Copy every entry word for word. Skip the pictures.

EXERCISE INPUTS:

++++++++

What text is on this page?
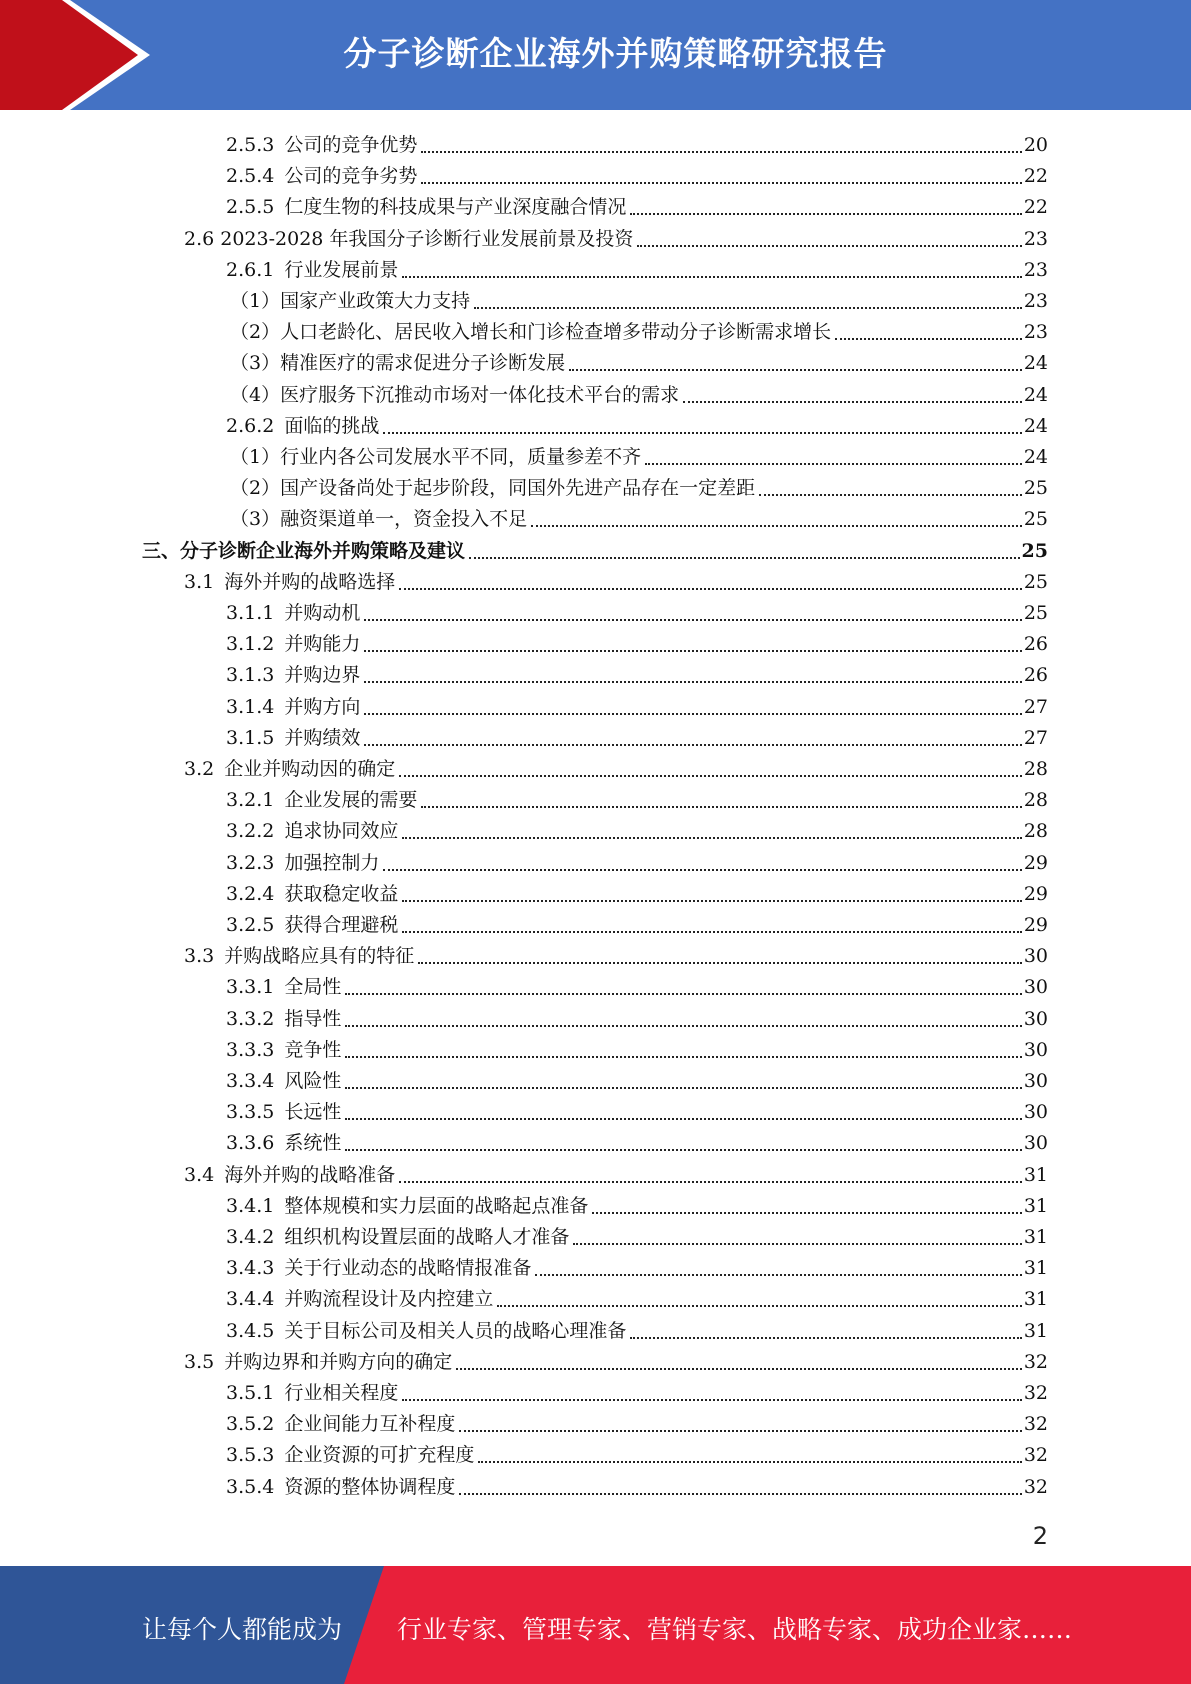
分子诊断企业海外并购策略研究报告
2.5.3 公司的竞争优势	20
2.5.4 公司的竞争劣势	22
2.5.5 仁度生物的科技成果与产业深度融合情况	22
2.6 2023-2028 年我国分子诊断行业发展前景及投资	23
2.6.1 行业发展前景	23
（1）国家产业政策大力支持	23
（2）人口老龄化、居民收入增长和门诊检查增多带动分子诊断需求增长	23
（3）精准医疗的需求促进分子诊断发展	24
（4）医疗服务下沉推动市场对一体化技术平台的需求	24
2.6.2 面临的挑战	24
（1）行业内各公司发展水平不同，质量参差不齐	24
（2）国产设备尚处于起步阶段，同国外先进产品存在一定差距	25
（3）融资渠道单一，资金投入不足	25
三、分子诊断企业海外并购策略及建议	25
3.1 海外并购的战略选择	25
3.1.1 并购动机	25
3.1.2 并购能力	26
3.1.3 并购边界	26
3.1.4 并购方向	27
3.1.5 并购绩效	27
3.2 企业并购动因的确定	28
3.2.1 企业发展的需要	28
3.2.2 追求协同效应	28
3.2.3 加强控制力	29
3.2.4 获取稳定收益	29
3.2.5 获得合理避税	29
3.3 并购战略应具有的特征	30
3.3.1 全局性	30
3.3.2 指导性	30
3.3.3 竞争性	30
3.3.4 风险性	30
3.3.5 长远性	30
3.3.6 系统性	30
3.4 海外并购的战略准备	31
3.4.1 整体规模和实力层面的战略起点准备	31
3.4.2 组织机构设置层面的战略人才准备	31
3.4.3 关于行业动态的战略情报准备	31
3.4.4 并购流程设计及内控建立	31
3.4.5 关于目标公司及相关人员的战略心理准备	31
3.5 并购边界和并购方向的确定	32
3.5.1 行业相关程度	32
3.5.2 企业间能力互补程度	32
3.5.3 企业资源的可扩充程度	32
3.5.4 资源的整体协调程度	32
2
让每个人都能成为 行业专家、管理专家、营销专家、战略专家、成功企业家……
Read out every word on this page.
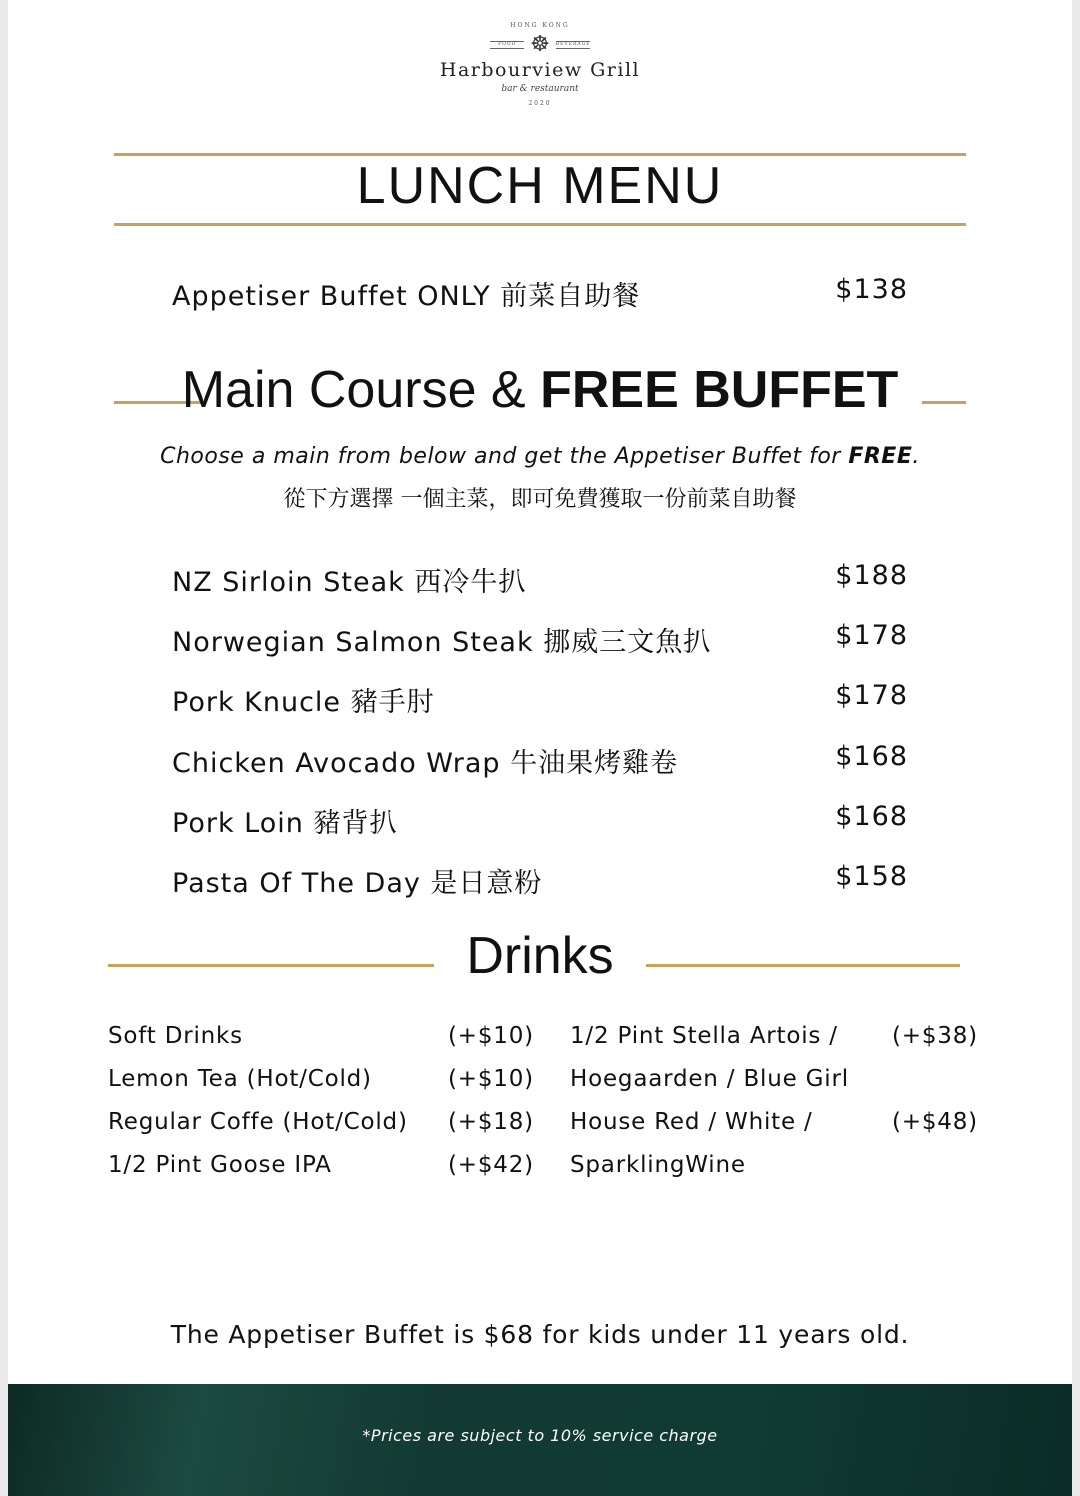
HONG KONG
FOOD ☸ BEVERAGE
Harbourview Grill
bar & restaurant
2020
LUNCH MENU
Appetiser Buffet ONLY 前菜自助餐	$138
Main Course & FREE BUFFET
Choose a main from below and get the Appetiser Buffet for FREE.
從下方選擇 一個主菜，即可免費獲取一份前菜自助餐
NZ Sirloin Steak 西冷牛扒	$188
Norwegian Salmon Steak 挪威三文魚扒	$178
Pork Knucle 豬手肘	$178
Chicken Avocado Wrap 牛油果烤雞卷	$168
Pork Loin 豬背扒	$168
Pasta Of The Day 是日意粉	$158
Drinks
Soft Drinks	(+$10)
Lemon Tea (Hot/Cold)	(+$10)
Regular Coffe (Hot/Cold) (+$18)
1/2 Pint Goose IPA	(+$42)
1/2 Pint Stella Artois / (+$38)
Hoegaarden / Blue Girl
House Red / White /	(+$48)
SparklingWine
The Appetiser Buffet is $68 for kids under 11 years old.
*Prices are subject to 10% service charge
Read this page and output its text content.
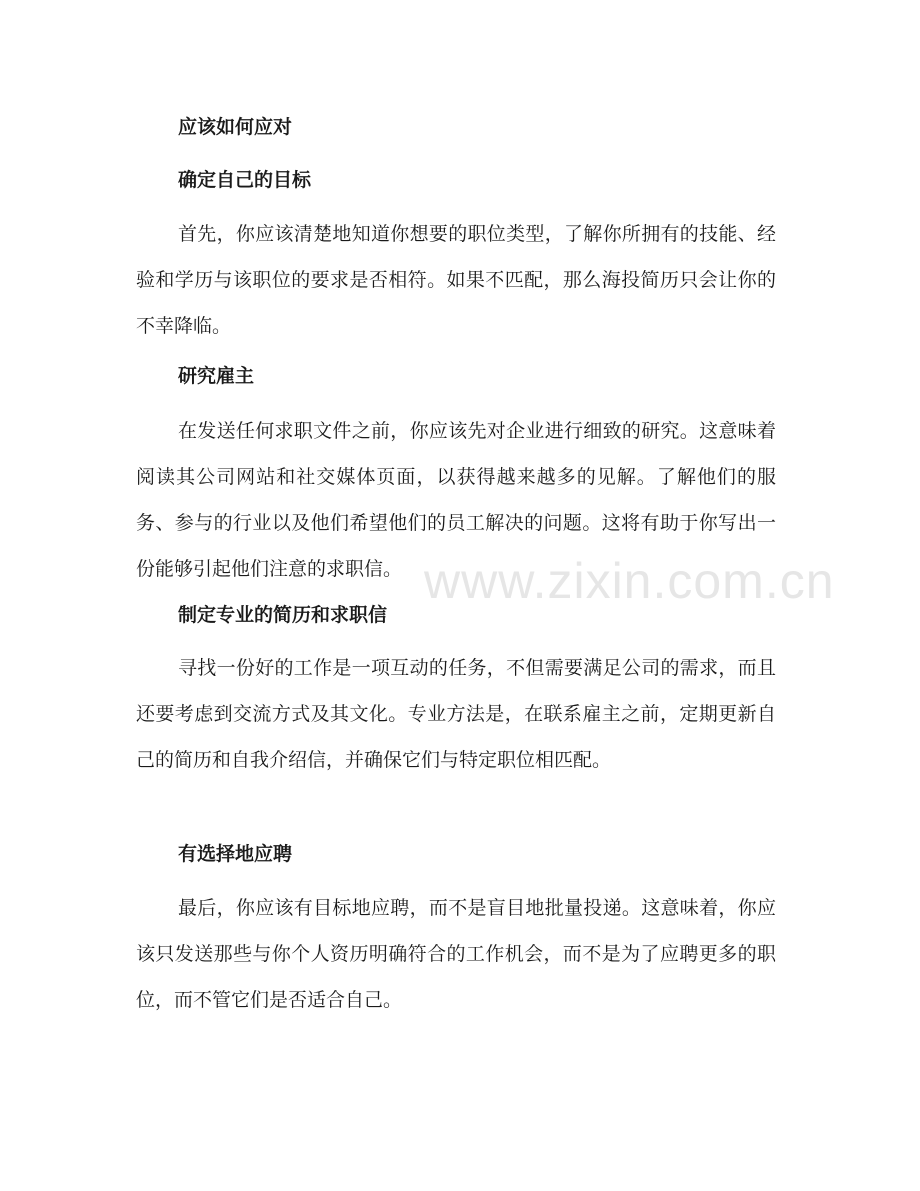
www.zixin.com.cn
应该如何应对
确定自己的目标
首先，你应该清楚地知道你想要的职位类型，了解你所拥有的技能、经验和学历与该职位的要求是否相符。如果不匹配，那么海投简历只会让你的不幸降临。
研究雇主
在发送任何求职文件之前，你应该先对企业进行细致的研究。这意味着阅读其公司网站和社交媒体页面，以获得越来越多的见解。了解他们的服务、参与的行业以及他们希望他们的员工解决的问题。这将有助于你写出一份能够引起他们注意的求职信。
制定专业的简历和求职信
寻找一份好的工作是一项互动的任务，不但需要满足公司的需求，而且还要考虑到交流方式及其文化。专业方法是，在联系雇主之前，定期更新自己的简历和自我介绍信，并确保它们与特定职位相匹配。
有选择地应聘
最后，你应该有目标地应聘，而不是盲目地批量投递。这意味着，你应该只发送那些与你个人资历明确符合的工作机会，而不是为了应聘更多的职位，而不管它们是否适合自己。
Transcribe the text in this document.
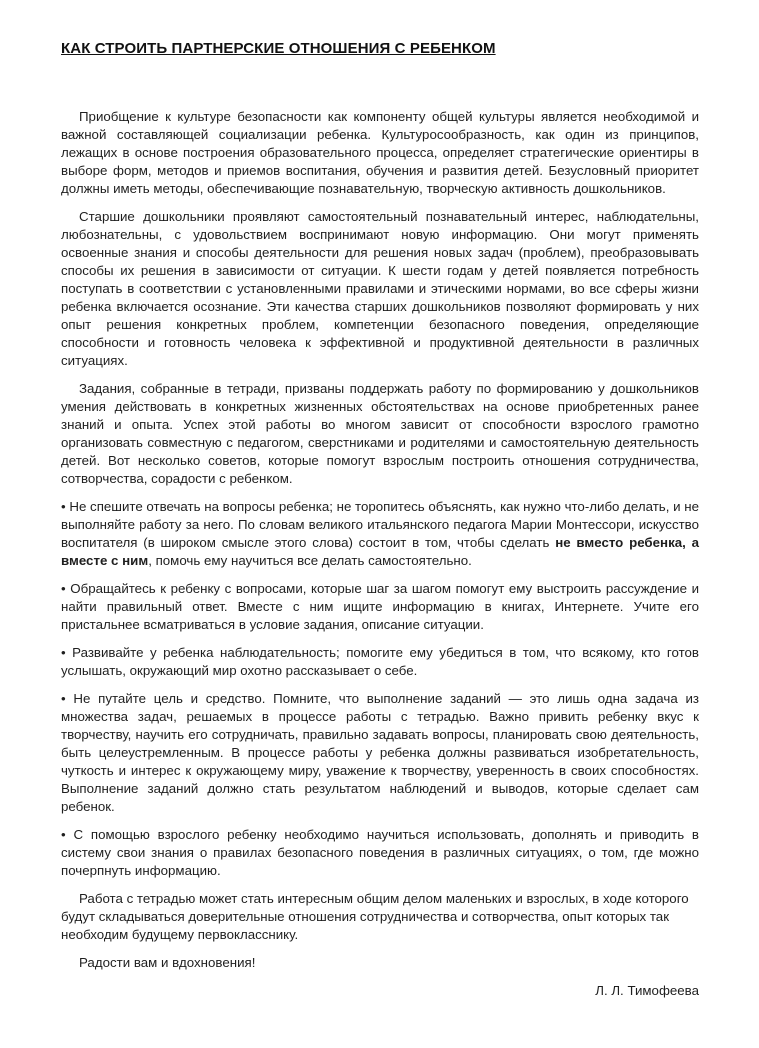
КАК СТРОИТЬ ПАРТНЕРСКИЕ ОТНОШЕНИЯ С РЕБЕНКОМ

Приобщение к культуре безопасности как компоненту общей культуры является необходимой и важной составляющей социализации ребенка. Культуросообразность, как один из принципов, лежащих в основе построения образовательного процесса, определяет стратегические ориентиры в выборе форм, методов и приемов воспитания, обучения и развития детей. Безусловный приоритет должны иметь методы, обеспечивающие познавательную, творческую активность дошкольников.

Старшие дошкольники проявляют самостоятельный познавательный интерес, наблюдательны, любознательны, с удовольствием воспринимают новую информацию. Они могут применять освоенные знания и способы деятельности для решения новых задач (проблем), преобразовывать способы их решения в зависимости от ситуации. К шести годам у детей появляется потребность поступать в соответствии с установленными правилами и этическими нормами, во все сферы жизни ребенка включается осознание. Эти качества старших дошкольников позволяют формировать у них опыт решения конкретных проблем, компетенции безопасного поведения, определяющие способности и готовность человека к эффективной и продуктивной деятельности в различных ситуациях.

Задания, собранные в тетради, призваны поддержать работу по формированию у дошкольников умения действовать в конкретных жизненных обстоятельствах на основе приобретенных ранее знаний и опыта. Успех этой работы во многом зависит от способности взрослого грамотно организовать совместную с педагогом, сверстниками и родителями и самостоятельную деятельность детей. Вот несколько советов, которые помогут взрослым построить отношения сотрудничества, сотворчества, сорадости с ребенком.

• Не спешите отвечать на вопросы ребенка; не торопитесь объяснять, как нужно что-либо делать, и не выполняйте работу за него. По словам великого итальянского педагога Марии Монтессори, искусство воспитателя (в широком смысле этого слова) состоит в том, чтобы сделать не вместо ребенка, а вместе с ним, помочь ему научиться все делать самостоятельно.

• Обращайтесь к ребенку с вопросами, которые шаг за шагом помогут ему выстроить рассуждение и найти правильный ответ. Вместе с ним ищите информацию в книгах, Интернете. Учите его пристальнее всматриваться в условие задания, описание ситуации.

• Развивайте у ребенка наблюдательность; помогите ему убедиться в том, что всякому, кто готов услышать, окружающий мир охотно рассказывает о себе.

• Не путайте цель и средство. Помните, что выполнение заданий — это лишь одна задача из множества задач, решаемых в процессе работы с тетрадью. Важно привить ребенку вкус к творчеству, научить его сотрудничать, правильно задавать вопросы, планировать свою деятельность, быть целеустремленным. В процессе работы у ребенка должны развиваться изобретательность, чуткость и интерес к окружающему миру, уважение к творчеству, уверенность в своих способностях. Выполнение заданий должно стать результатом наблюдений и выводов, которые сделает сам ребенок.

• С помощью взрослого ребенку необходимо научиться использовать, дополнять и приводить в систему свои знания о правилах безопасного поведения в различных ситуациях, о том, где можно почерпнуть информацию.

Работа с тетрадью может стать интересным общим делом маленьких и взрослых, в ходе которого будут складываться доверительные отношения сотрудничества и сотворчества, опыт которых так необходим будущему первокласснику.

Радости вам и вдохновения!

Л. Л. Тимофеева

++++++++

SOLUTION:
What text is on this page?
分子诊断企业海外并购策略研究报告
2.5.3 公司的竞争优势	20
2.5.4 公司的竞争劣势	22
2.5.5 仁度生物的科技成果与产业深度融合情况	22
2.6 2023-2028 年我国分子诊断行业发展前景及投资	23
2.6.1 行业发展前景	23
（1）国家产业政策大力支持	23
（2）人口老龄化、居民收入增长和门诊检查增多带动分子诊断需求增长	23
（3）精准医疗的需求促进分子诊断发展	24
（4）医疗服务下沉推动市场对一体化技术平台的需求	24
2.6.2 面临的挑战	24
（1）行业内各公司发展水平不同，质量参差不齐	24
（2）国产设备尚处于起步阶段，同国外先进产品存在一定差距	25
（3）融资渠道单一，资金投入不足	25
三、分子诊断企业海外并购策略及建议	25
3.1 海外并购的战略选择	25
3.1.1 并购动机	25
3.1.2 并购能力	26
3.1.3 并购边界	26
3.1.4 并购方向	27
3.1.5 并购绩效	27
3.2 企业并购动因的确定	28
3.2.1 企业发展的需要	28
3.2.2 追求协同效应	28
3.2.3 加强控制力	29
3.2.4 获取稳定收益	29
3.2.5 获得合理避税	29
3.3 并购战略应具有的特征	30
3.3.1 全局性	30
3.3.2 指导性	30
3.3.3 竞争性	30
3.3.4 风险性	30
3.3.5 长远性	30
3.3.6 系统性	30
3.4 海外并购的战略准备	31
3.4.1 整体规模和实力层面的战略起点准备	31
3.4.2 组织机构设置层面的战略人才准备	31
3.4.3 关于行业动态的战略情报准备	31
3.4.4 并购流程设计及内控建立	31
3.4.5 关于目标公司及相关人员的战略心理准备	31
3.5 并购边界和并购方向的确定	32
3.5.1 行业相关程度	32
3.5.2 企业间能力互补程度	32
3.5.3 企业资源的可扩充程度	32
3.5.4 资源的整体协调程度	32
2
让每个人都能成为 行业专家、管理专家、营销专家、战略专家、成功企业家……
Read out every word on this page.
HONG KONG
FOOD ☸ BEVERAGE
Harbourview Grill
bar & restaurant
2020
LUNCH MENU
Appetiser Buffet ONLY 前菜自助餐	$138
Main Course & FREE BUFFET
Choose a main from below and get the Appetiser Buffet for FREE.
從下方選擇 一個主菜，即可免費獲取一份前菜自助餐
NZ Sirloin Steak 西冷牛扒	$188
Norwegian Salmon Steak 挪威三文魚扒	$178
Pork Knucle 豬手肘	$178
Chicken Avocado Wrap 牛油果烤雞卷	$168
Pork Loin 豬背扒	$168
Pasta Of The Day 是日意粉	$158
Drinks
Soft Drinks	(+$10)
Lemon Tea (Hot/Cold)	(+$10)
Regular Coffe (Hot/Cold) (+$18)
1/2 Pint Goose IPA	(+$42)
1/2 Pint Stella Artois / (+$38)
Hoegaarden / Blue Girl
House Red / White /	(+$48)
SparklingWine
The Appetiser Buffet is $68 for kids under 11 years old.
*Prices are subject to 10% service charge
Read this page and output its text content.
www.zixin.com.cn
应该如何应对
确定自己的目标
首先，你应该清楚地知道你想要的职位类型，了解你所拥有的技能、经验和学历与该职位的要求是否相符。如果不匹配，那么海投简历只会让你的不幸降临。
研究雇主
在发送任何求职文件之前，你应该先对企业进行细致的研究。这意味着阅读其公司网站和社交媒体页面，以获得越来越多的见解。了解他们的服务、参与的行业以及他们希望他们的员工解决的问题。这将有助于你写出一份能够引起他们注意的求职信。
制定专业的简历和求职信
寻找一份好的工作是一项互动的任务，不但需要满足公司的需求，而且还要考虑到交流方式及其文化。专业方法是，在联系雇主之前，定期更新自己的简历和自我介绍信，并确保它们与特定职位相匹配。
有选择地应聘
最后，你应该有目标地应聘，而不是盲目地批量投递。这意味着，你应该只发送那些与你个人资历明确符合的工作机会，而不是为了应聘更多的职位，而不管它们是否适合自己。
Transcribe the text in this document.
КАК СТРОИТЬ ПАРТНЕРСКИЕ ОТНОШЕНИЯ С РЕБЕНКОМ

Приобщение к культуре безопасности как компоненту общей культуры является необходимой и важной составляющей социализации ребенка. Культуросообразность, как один из принципов, лежащих в основе построения образовательного процесса, определяет стратегические ориентиры в выборе форм, методов и приемов воспитания, обучения и развития детей. Безусловный приоритет должны иметь методы, обеспечивающие познавательную, творческую активность дошкольников.

Старшие дошкольники проявляют самостоятельный познавательный интерес, наблюдательны, любознательны, с удовольствием воспринимают новую информацию. Они могут применять освоенные знания и способы деятельности для решения новых задач (проблем), преобразовывать способы их решения в зависимости от ситуации. К шести годам у детей появляется потребность поступать в соответствии с установленными правилами и этическими нормами, во все сферы жизни ребенка включается осознание. Эти качества старших дошкольников позволяют формировать у них опыт решения конкретных проблем, компетенции безопасного поведения, определяющие способности и готовность человека к эффективной и продуктивной деятельности в различных ситуациях.

Задания, собранные в тетради, призваны поддержать работу по формированию у дошкольников умения действовать в конкретных жизненных обстоятельствах на основе приобретенных ранее знаний и опыта. Успех этой работы во многом зависит от способности взрослого грамотно организовать совместную с педагогом, сверстниками и родителями и самостоятельную деятельность детей. Вот несколько советов, которые помогут взрослым построить отношения сотрудничества, сотворчества, сорадости с ребенком.

• Не спешите отвечать на вопросы ребенка; не торопитесь объяснять, как нужно что-либо делать, и не выполняйте работу за него. По словам великого итальянского педагога Марии Монтессори, искусство воспитателя (в широком смысле этого слова) состоит в том, чтобы сделать не вместо ребенка, а вместе с ним, помочь ему научиться все делать самостоятельно.

• Обращайтесь к ребенку с вопросами, которые шаг за шагом помогут ему выстроить рассуждение и найти правильный ответ. Вместе с ним ищите информацию в книгах, Интернете. Учите его пристальнее всматриваться в условие задания, описание ситуации.

• Развивайте у ребенка наблюдательность; помогите ему убедиться в том, что всякому, кто готов услышать, окружающий мир охотно рассказывает о себе.

• Не путайте цель и средство. Помните, что выполнение заданий — это лишь одна задача из множества задач, решаемых в процессе работы с тетрадью. Важно привить ребенку вкус к творчеству, научить его сотрудничать, правильно задавать вопросы, планировать свою деятельность, быть целеустремленным. В процессе работы у ребенка должны развиваться изобретательность, чуткость и интерес к окружающему миру, уважение к творчеству, уверенность в своих способностях. Выполнение заданий должно стать результатом наблюдений и выводов, которые сделает сам ребенок.

• С помощью взрослого ребенку необходимо научиться использовать, дополнять и приводить в систему свои знания о правилах безопасного поведения в различных ситуациях, о том, где можно почерпнуть информацию.

Работа с тетрадью может стать интересным общим делом маленьких и взрослых, в ходе которого будут складываться доверительные отношения сотрудничества и сотворчества, опыт которых так необходим будущему первокласснику.

Радости вам и вдохновения!

Л. Л. Тимофеева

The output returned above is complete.